Your objective: Search the material for "Office" and show all lines that contain it.

Saved data entries:
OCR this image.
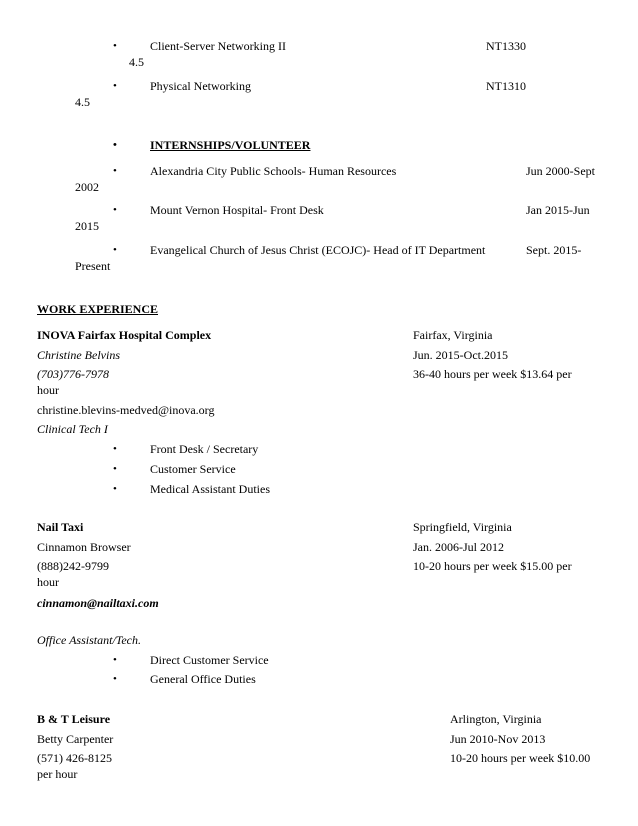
•	Client-Server Networking II	NT1330
4.5
•	Physical Networking	NT1310
4.5
•	INTERNSHIPS/VOLUNTEER
•	Alexandria City Public Schools- Human Resources	Jun 2000-Sept
2002
•	Mount Vernon Hospital- Front Desk	Jan 2015-Jun
2015
•	Evangelical Church of Jesus Christ (ECOJC)- Head of IT Department	Sept. 2015-
Present
WORK EXPERIENCE
INOVA Fairfax Hospital Complex	Fairfax, Virginia
Christine Belvins	Jun. 2015-Oct.2015
(703)776-7978	36-40 hours per week $13.64 per
hour
christine.blevins-medved@inova.org
Clinical Tech I
•	Front Desk / Secretary
•	Customer Service
•	Medical Assistant Duties
Nail Taxi	Springfield, Virginia
Cinnamon Browser	Jan. 2006-Jul 2012
(888)242-9799	10-20 hours per week $15.00 per
hour
cinnamon@nailtaxi.com
Office Assistant/Tech.
•	Direct Customer Service
•	General Office Duties
B & T Leisure	Arlington, Virginia
Betty Carpenter	Jun 2010-Nov 2013
(571) 426-8125	10-20 hours per week $10.00
per hour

Exercise result:
Office Assistant/Tech.
•	General Office Duties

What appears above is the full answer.